GIVEN TASK
Reproduce each line of the material precisely.

MATERIAL
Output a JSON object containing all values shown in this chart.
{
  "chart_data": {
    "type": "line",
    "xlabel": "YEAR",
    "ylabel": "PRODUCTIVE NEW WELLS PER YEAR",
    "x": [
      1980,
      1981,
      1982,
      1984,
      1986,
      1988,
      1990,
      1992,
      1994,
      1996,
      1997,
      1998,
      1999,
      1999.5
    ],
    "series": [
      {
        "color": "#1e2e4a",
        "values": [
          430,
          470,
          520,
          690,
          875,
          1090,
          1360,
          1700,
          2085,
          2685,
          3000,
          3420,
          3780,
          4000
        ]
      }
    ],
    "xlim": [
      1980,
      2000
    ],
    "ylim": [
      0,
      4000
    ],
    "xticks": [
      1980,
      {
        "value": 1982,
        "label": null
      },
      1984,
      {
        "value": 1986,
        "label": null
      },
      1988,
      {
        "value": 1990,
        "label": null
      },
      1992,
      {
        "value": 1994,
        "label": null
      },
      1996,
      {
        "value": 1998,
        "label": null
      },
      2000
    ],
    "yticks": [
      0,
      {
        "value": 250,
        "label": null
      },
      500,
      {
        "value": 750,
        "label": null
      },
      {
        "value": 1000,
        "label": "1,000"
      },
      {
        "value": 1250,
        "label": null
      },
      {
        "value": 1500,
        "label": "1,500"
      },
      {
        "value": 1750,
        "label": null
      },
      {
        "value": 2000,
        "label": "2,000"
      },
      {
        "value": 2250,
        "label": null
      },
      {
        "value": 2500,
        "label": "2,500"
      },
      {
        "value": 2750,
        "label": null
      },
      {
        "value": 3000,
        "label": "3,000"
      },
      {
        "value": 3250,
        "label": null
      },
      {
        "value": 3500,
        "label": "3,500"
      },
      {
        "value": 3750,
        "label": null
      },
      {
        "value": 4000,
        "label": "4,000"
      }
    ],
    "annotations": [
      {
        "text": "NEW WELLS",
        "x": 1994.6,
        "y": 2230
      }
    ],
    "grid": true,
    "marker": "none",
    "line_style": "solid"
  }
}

EXERCISE SOLUTION
Output a JSON object containing all values shown in this chart.
{
  "chart_data": {
    "type": "line",
    "xlabel": "YEAR",
    "ylabel": "PRODUCTIVE NEW WELLS PER YEAR",
    "x": [
      1980,
      1981,
      1982,
      1984,
      1986,
      1988,
      1990,
      1992,
      1994,
      1996,
      1997,
      1998,
      1999,
      1999.5
    ],
    "series": [
      {
        "color": "#1e2e4a",
        "values": [
          430,
          470,
          520,
          690,
          875,
          1090,
          1360,
          1700,
          2085,
          2685,
          3000,
          3420,
          3780,
          4000
        ]
      }
    ],
    "xlim": [
      1980,
      2000
    ],
    "ylim": [
      0,
      4000
    ],
    "xticks": [
      1980,
      {
        "value": 1982,
        "label": null
      },
      1984,
      {
        "value": 1986,
        "label": null
      },
      1988,
      {
        "value": 1990,
        "label": null
      },
      1992,
      {
        "value": 1994,
        "label": null
      },
      1996,
      {
        "value": 1998,
        "label": null
      },
      2000
    ],
    "yticks": [
      0,
      {
        "value": 250,
        "label": null
      },
      500,
      {
        "value": 750,
        "label": null
      },
      {
        "value": 1000,
        "label": "1,000"
      },
      {
        "value": 1250,
        "label": null
      },
      {
        "value": 1500,
        "label": "1,500"
      },
      {
        "value": 1750,
        "label": null
      },
      {
        "value": 2000,
        "label": "2,000"
      },
      {
        "value": 2250,
        "label": null
      },
      {
        "value": 2500,
        "label": "2,500"
      },
      {
        "value": 2750,
        "label": null
      },
      {
        "value": 3000,
        "label": "3,000"
      },
      {
        "value": 3250,
        "label": null
      },
      {
        "value": 3500,
        "label": "3,500"
      },
      {
        "value": 3750,
        "label": null
      },
      {
        "value": 4000,
        "label": "4,000"
      }
    ],
    "annotations": [
      {
        "text": "NEW WELLS",
        "x": 1994.6,
        "y": 2230
      }
    ],
    "grid": true,
    "marker": "none",
    "line_style": "solid"
  }
}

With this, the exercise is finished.